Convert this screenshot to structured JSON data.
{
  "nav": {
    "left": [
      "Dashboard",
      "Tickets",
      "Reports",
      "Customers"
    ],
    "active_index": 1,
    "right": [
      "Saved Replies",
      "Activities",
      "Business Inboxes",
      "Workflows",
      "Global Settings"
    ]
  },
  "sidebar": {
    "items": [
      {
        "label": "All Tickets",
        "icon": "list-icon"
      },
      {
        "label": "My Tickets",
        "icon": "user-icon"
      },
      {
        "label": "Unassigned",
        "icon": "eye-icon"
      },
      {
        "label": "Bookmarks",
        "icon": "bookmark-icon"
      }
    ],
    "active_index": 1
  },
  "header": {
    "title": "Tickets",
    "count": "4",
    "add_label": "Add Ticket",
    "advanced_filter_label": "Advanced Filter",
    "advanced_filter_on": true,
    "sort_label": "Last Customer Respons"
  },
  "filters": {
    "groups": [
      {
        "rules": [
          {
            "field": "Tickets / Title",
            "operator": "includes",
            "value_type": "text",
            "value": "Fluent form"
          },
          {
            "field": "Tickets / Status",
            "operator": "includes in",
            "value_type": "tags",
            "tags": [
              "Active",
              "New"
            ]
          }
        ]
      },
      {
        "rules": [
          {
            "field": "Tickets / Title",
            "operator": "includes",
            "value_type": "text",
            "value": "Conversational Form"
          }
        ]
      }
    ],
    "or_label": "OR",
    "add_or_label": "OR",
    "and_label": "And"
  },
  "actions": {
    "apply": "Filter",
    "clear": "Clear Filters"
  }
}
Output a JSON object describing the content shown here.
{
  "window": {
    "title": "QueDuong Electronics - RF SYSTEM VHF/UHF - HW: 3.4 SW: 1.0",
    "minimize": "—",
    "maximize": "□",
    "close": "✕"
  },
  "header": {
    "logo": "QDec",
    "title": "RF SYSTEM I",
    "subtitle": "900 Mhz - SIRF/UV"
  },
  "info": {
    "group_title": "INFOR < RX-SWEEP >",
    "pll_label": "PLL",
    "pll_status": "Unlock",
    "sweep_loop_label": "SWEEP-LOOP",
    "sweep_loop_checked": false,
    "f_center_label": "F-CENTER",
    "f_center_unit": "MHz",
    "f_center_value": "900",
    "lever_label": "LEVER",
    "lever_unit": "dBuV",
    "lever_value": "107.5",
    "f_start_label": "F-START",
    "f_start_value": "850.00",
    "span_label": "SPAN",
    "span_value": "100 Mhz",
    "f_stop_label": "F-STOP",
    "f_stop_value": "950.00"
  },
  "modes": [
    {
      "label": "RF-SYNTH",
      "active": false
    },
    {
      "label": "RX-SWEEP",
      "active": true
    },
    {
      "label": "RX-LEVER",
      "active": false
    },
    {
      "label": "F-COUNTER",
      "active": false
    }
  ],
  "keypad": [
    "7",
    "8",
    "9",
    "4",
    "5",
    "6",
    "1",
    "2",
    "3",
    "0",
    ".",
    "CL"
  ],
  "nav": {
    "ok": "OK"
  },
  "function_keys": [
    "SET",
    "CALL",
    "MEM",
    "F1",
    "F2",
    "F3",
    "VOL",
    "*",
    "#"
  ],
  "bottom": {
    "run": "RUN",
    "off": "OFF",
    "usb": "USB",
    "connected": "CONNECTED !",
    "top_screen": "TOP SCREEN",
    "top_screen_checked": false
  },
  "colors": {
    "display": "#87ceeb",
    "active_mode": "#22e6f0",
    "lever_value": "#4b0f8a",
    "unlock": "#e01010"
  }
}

***

**CHALLENGE**:
In full and verbatim, repeat the records given above.

**COMPLETE OUTPUT**:
Convert this screenshot to structured JSON data.
{
  "nav": {
    "left": [
      "Dashboard",
      "Tickets",
      "Reports",
      "Customers"
    ],
    "active_index": 1,
    "right": [
      "Saved Replies",
      "Activities",
      "Business Inboxes",
      "Workflows",
      "Global Settings"
    ]
  },
  "sidebar": {
    "items": [
      {
        "label": "All Tickets",
        "icon": "list-icon"
      },
      {
        "label": "My Tickets",
        "icon": "user-icon"
      },
      {
        "label": "Unassigned",
        "icon": "eye-icon"
      },
      {
        "label": "Bookmarks",
        "icon": "bookmark-icon"
      }
    ],
    "active_index": 1
  },
  "header": {
    "title": "Tickets",
    "count": "4",
    "add_label": "Add Ticket",
    "advanced_filter_label": "Advanced Filter",
    "advanced_filter_on": true,
    "sort_label": "Last Customer Respons"
  },
  "filters": {
    "groups": [
      {
        "rules": [
          {
            "field": "Tickets / Title",
            "operator": "includes",
            "value_type": "text",
            "value": "Fluent form"
          },
          {
            "field": "Tickets / Status",
            "operator": "includes in",
            "value_type": "tags",
            "tags": [
              "Active",
              "New"
            ]
          }
        ]
      },
      {
        "rules": [
          {
            "field": "Tickets / Title",
            "operator": "includes",
            "value_type": "text",
            "value": "Conversational Form"
          }
        ]
      }
    ],
    "or_label": "OR",
    "add_or_label": "OR",
    "and_label": "And"
  },
  "actions": {
    "apply": "Filter",
    "clear": "Clear Filters"
  }
}
Output a JSON object describing the content shown here.
{
  "window": {
    "title": "QueDuong Electronics - RF SYSTEM VHF/UHF - HW: 3.4 SW: 1.0",
    "minimize": "—",
    "maximize": "□",
    "close": "✕"
  },
  "header": {
    "logo": "QDec",
    "title": "RF SYSTEM I",
    "subtitle": "900 Mhz - SIRF/UV"
  },
  "info": {
    "group_title": "INFOR < RX-SWEEP >",
    "pll_label": "PLL",
    "pll_status": "Unlock",
    "sweep_loop_label": "SWEEP-LOOP",
    "sweep_loop_checked": false,
    "f_center_label": "F-CENTER",
    "f_center_unit": "MHz",
    "f_center_value": "900",
    "lever_label": "LEVER",
    "lever_unit": "dBuV",
    "lever_value": "107.5",
    "f_start_label": "F-START",
    "f_start_value": "850.00",
    "span_label": "SPAN",
    "span_value": "100 Mhz",
    "f_stop_label": "F-STOP",
    "f_stop_value": "950.00"
  },
  "modes": [
    {
      "label": "RF-SYNTH",
      "active": false
    },
    {
      "label": "RX-SWEEP",
      "active": true
    },
    {
      "label": "RX-LEVER",
      "active": false
    },
    {
      "label": "F-COUNTER",
      "active": false
    }
  ],
  "keypad": [
    "7",
    "8",
    "9",
    "4",
    "5",
    "6",
    "1",
    "2",
    "3",
    "0",
    ".",
    "CL"
  ],
  "nav": {
    "ok": "OK"
  },
  "function_keys": [
    "SET",
    "CALL",
    "MEM",
    "F1",
    "F2",
    "F3",
    "VOL",
    "*",
    "#"
  ],
  "bottom": {
    "run": "RUN",
    "off": "OFF",
    "usb": "USB",
    "connected": "CONNECTED !",
    "top_screen": "TOP SCREEN",
    "top_screen_checked": false
  },
  "colors": {
    "display": "#87ceeb",
    "active_mode": "#22e6f0",
    "lever_value": "#4b0f8a",
    "unlock": "#e01010"
  }
}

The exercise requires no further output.